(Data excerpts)
-----
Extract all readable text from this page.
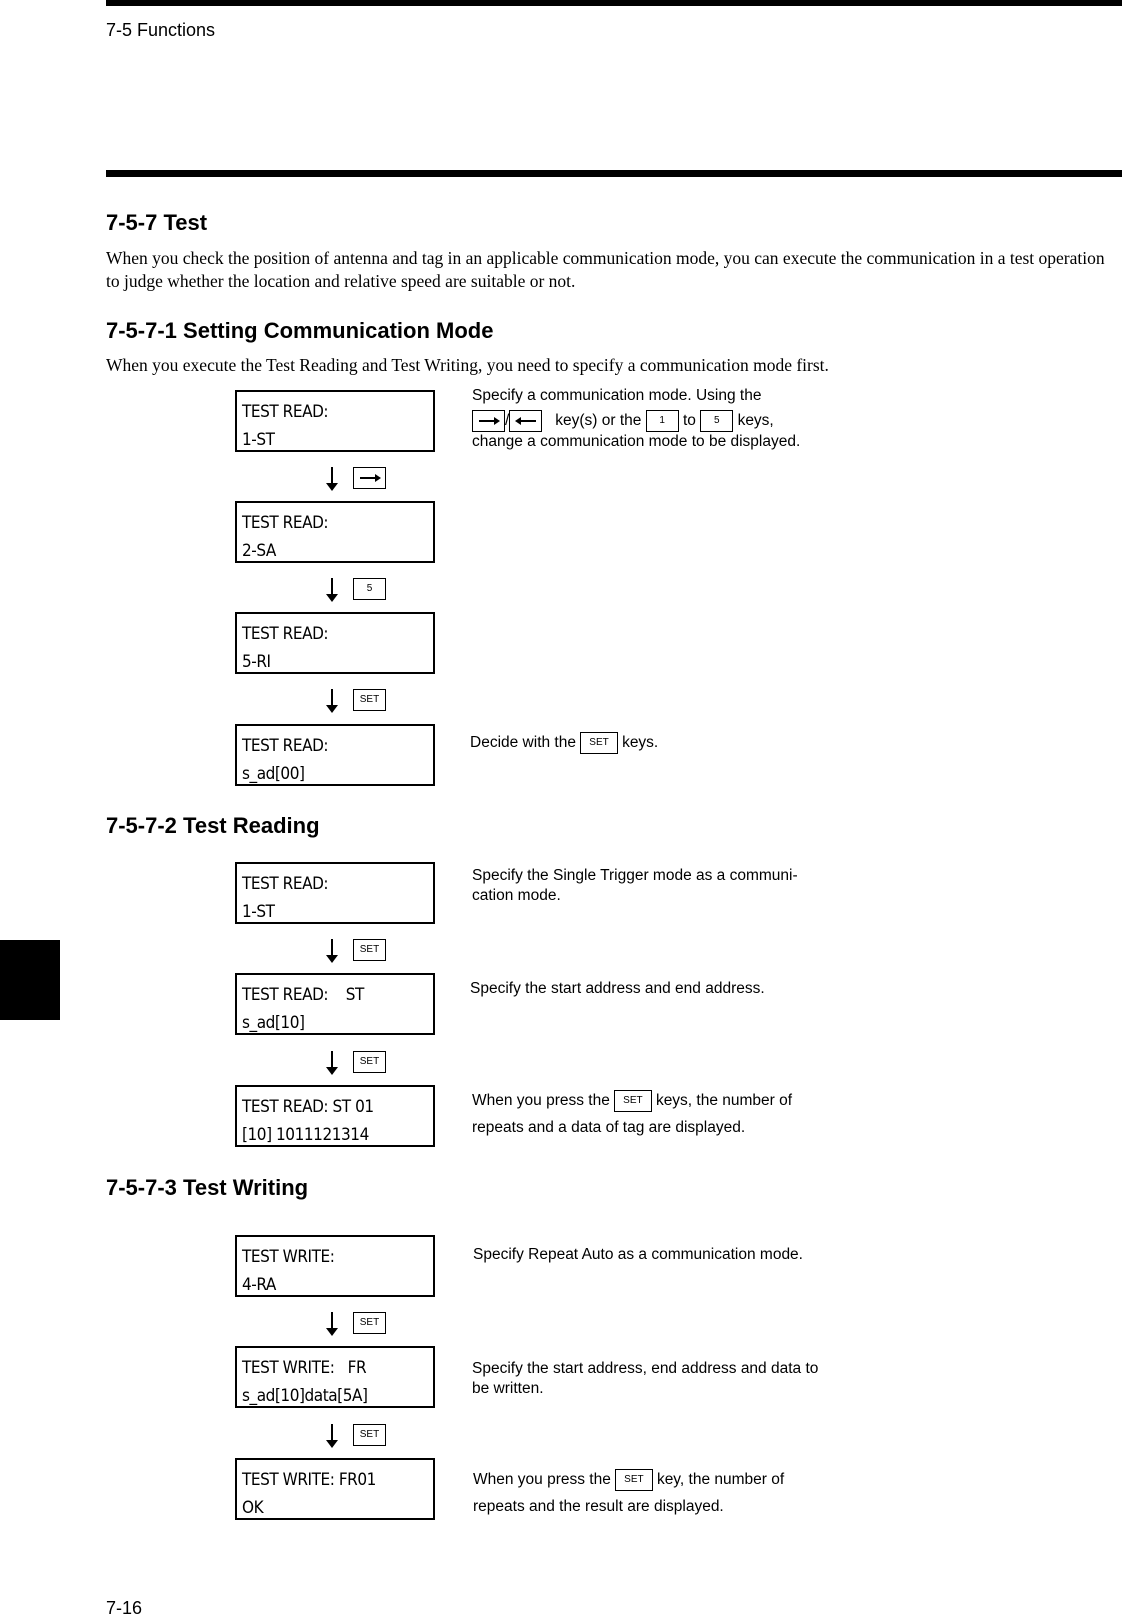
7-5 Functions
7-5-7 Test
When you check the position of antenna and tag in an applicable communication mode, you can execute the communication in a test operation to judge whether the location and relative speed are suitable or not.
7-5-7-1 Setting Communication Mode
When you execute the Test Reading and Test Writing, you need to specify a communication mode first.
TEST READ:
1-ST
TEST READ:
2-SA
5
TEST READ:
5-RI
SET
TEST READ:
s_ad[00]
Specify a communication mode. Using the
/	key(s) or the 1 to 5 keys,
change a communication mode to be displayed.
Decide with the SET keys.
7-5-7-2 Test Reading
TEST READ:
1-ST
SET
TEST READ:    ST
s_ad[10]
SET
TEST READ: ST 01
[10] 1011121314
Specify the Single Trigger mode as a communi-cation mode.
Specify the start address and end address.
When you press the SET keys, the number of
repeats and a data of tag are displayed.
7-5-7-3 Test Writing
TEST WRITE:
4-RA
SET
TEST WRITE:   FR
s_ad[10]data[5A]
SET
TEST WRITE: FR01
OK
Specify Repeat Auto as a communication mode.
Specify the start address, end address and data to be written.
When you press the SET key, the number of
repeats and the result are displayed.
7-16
-----
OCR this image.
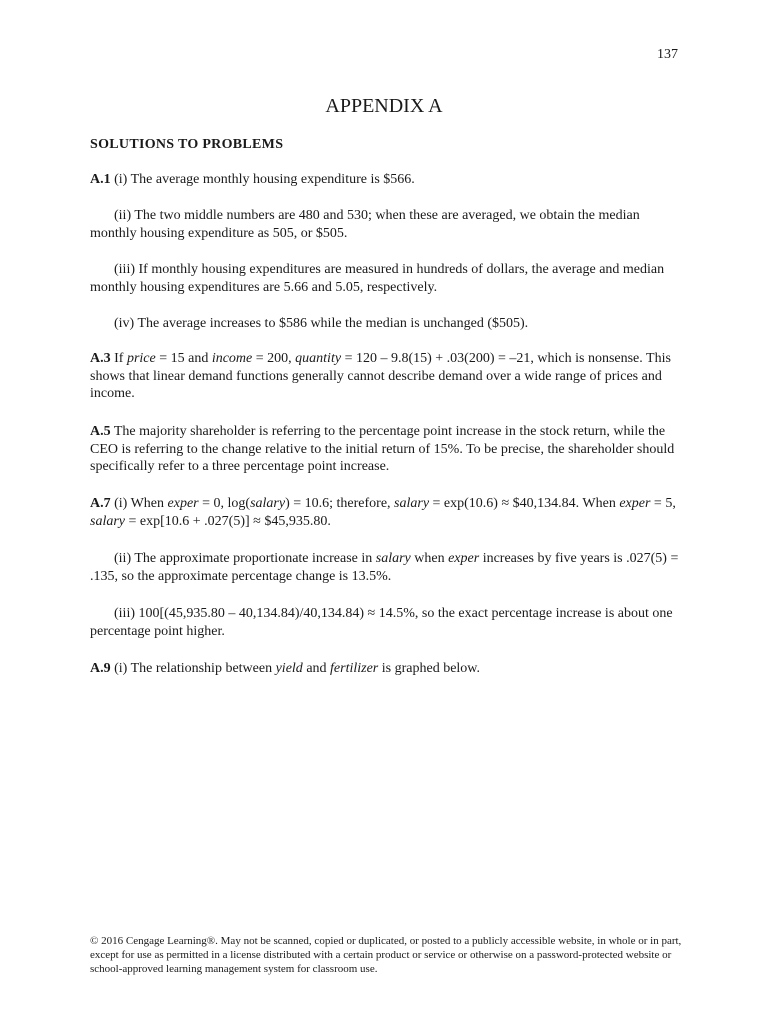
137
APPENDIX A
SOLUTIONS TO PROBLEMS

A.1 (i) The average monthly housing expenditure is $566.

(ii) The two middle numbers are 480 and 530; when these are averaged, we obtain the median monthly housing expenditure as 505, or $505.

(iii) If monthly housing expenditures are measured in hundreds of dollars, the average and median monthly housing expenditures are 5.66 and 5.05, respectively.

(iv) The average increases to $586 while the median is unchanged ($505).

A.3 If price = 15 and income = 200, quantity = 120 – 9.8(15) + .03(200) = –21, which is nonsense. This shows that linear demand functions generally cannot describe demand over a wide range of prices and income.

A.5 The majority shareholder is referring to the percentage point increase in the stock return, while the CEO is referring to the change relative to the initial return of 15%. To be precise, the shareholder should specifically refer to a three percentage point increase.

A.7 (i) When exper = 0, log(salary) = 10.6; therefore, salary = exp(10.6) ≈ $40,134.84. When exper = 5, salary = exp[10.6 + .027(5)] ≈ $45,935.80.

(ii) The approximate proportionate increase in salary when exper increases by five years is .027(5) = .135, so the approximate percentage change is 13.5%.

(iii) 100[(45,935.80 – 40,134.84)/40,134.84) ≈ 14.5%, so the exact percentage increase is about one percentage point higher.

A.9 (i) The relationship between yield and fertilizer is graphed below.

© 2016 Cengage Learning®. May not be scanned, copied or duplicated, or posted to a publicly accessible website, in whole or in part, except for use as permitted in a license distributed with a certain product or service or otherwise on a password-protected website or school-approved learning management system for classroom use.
-----
Directions
Copy out every line of the data that includes the word "with".

Problem solution
Decide with the SET keys.
© 2016 Cengage Learning®. May not be scanned, copied or duplicated, or posted to a publicly accessible website, in whole or in part, except for use as permitted in a license distributed with a certain product or service or otherwise on a password-protected website or school-approved learning management system for classroom use.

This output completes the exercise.